>> BEGIN Record excerpts

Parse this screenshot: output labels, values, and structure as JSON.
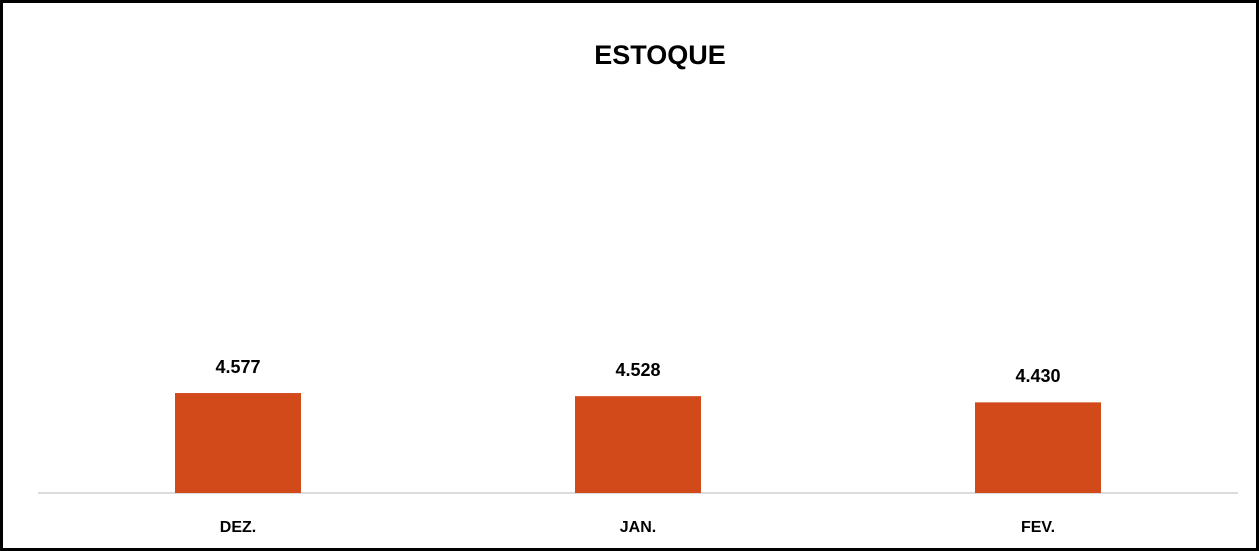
{
  "chart_data": {
    "type": "bar",
    "title": "ESTOQUE",
    "categories": [
      "DEZ.",
      "JAN.",
      "FEV."
    ],
    "values": [
      4577,
      4528,
      4430
    ],
    "value_labels": [
      "4.577",
      "4.528",
      "4.430"
    ],
    "color": "#d24a1a",
    "ylim": [
      3000,
      9500
    ]
  }
}
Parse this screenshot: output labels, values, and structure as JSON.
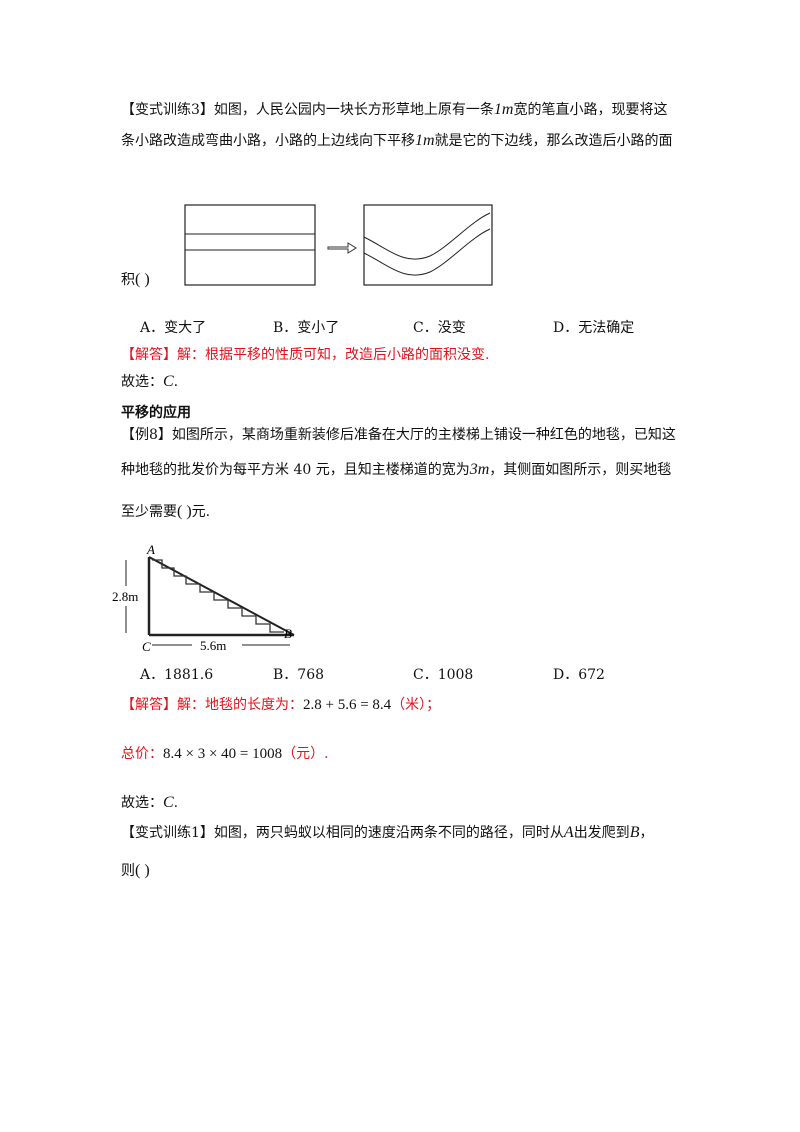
{
  "exercise3": {
    "line1_a": "【变式训练3】如图，人民公园内一块长方形草地上原有一条",
    "unit1": "1m",
    "line1_b": "宽的笔直小路，现要将这",
    "line2_a": "条小路改造成弯曲小路，小路的上边线向下平移",
    "unit2": "1m",
    "line2_b": "就是它的下边线，那么改造后小路的面",
    "line3": "积",
    "paren": "(      )",
    "options": [
      "A．变大了",
      "B．变小了",
      "C．没变",
      "D．无法确定"
    ],
    "answer": "【解答】解：根据平移的性质可知，改造后小路的面积没变.",
    "choice_prefix": "故选：",
    "choice": "C",
    "choice_suffix": "."
  },
  "section_title": "平移的应用",
  "example8": {
    "line1": "【例8】如图所示，某商场重新装修后准备在大厅的主楼梯上铺设一种红色的地毯，已知这",
    "line2_a": "种地毯的批发价为每平方米 40 元，且知主楼梯道的宽为",
    "unit": "3m",
    "line2_b": "，其侧面如图所示，则买地毯",
    "line3_a": "至少需要",
    "paren": "(      )",
    "line3_b": "元.",
    "figure": {
      "label_a": "A",
      "label_b": "B",
      "label_c": "C",
      "height": "2.8m",
      "base": "5.6m"
    },
    "options": [
      "A．1881.6",
      "B．768",
      "C．1008",
      "D．672"
    ],
    "answer_prefix": "【解答】解：地毯的长度为：",
    "answer_expr": "2.8 + 5.6 = 8.4",
    "answer_unit": "（米）；",
    "total_prefix": "总价：",
    "total_expr": "8.4 × 3 × 40 = 1008",
    "total_unit": "（元）.",
    "choice_prefix": "故选：",
    "choice": "C",
    "choice_suffix": "."
  },
  "exercise1": {
    "line1_a": "【变式训练1】如图，两只蚂蚁以相同的速度沿两条不同的路径，同时从",
    "point_a": "A",
    "line1_b": "出发爬到",
    "point_b": "B",
    "line1_c": "，",
    "line2": "则",
    "paren": "(      )"
  }
}
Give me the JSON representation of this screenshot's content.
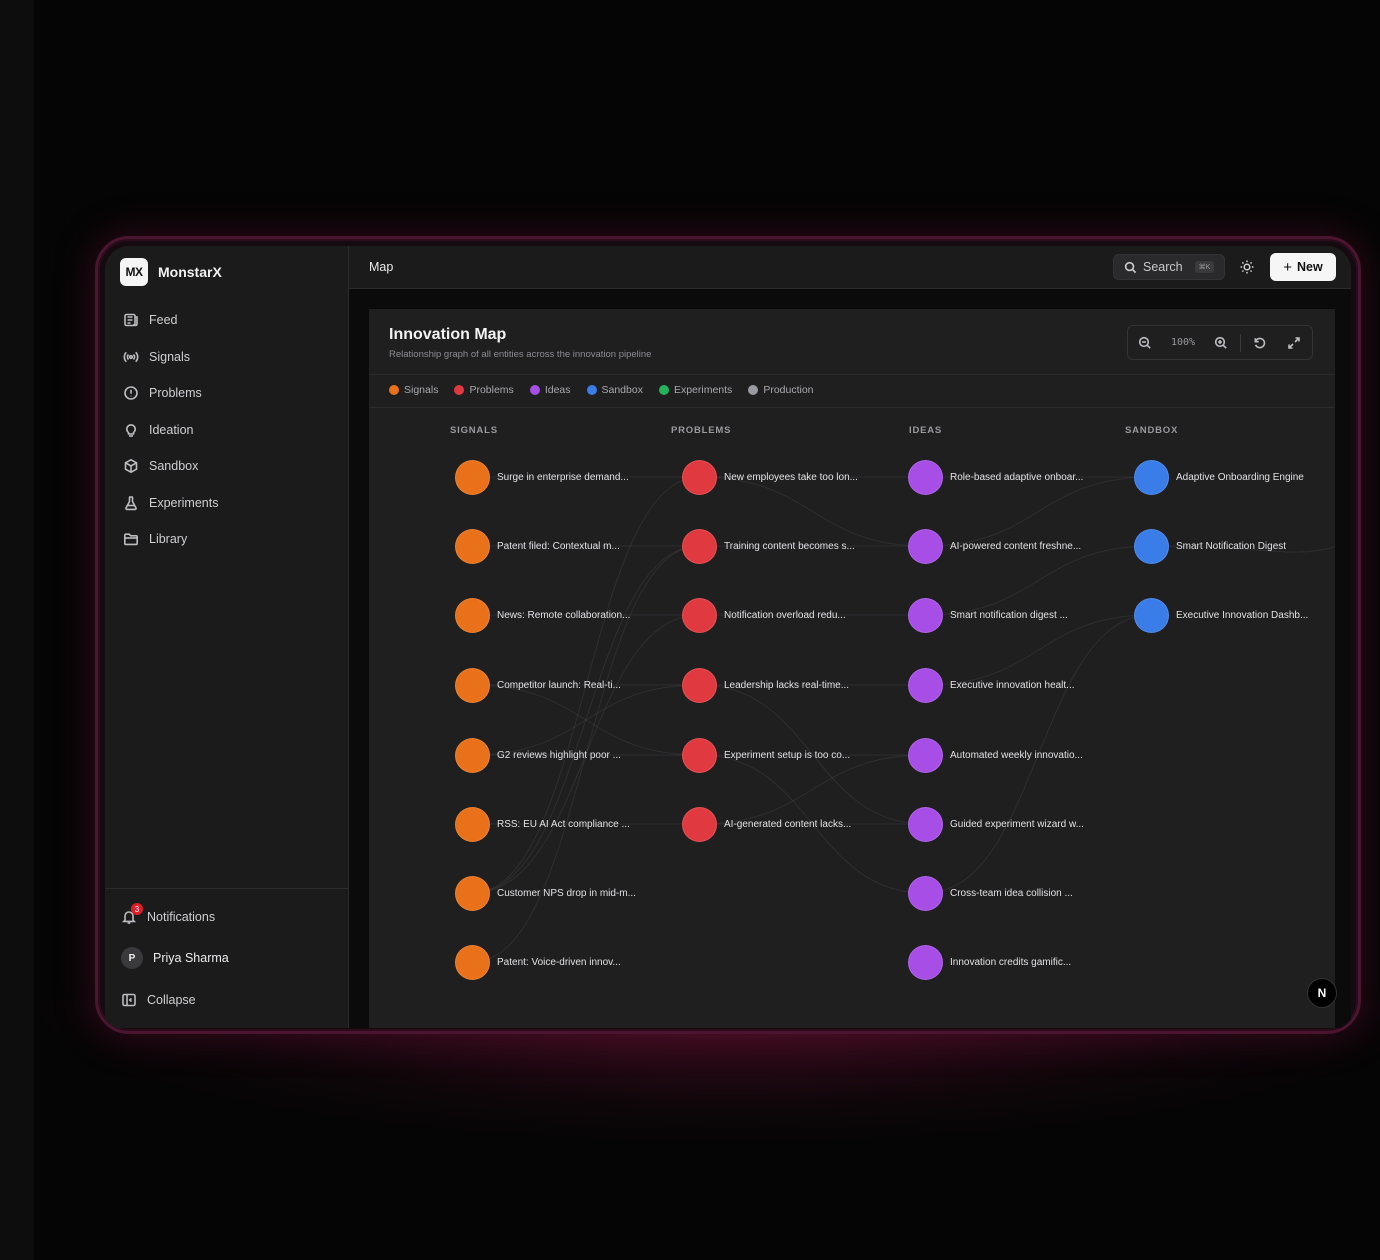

>> END Record excerpts

Exactly as written, return every line of the listing, but not the pictures.

*Result below*
Parse this screenshot: output labels, values, and structure as JSON.
{
  "chart_data": {
    "type": "bar",
    "title": "ESTOQUE",
    "categories": [
      "DEZ.",
      "JAN.",
      "FEV."
    ],
    "values": [
      4577,
      4528,
      4430
    ],
    "value_labels": [
      "4.577",
      "4.528",
      "4.430"
    ],
    "color": "#d24a1a",
    "ylim": [
      3000,
      9500
    ]
  }
}
Parse this screenshot: output labels, values, and structure as JSON.
{
  "exercise3": {
    "line1_a": "【变式训练3】如图，人民公园内一块长方形草地上原有一条",
    "unit1": "1m",
    "line1_b": "宽的笔直小路，现要将这",
    "line2_a": "条小路改造成弯曲小路，小路的上边线向下平移",
    "unit2": "1m",
    "line2_b": "就是它的下边线，那么改造后小路的面",
    "line3": "积",
    "paren": "(      )",
    "options": [
      "A．变大了",
      "B．变小了",
      "C．没变",
      "D．无法确定"
    ],
    "answer": "【解答】解：根据平移的性质可知，改造后小路的面积没变.",
    "choice_prefix": "故选：",
    "choice": "C",
    "choice_suffix": "."
  },
  "section_title": "平移的应用",
  "example8": {
    "line1": "【例8】如图所示，某商场重新装修后准备在大厅的主楼梯上铺设一种红色的地毯，已知这",
    "line2_a": "种地毯的批发价为每平方米 40 元，且知主楼梯道的宽为",
    "unit": "3m",
    "line2_b": "，其侧面如图所示，则买地毯",
    "line3_a": "至少需要",
    "paren": "(      )",
    "line3_b": "元.",
    "figure": {
      "label_a": "A",
      "label_b": "B",
      "label_c": "C",
      "height": "2.8m",
      "base": "5.6m"
    },
    "options": [
      "A．1881.6",
      "B．768",
      "C．1008",
      "D．672"
    ],
    "answer_prefix": "【解答】解：地毯的长度为：",
    "answer_expr": "2.8 + 5.6 = 8.4",
    "answer_unit": "（米）；",
    "total_prefix": "总价：",
    "total_expr": "8.4 × 3 × 40 = 1008",
    "total_unit": "（元）.",
    "choice_prefix": "故选：",
    "choice": "C",
    "choice_suffix": "."
  },
  "exercise1": {
    "line1_a": "【变式训练1】如图，两只蚂蚁以相同的速度沿两条不同的路径，同时从",
    "point_a": "A",
    "line1_b": "出发爬到",
    "point_b": "B",
    "line1_c": "，",
    "line2": "则",
    "paren": "(      )"
  }
}
Give me the JSON representation of this screenshot's content.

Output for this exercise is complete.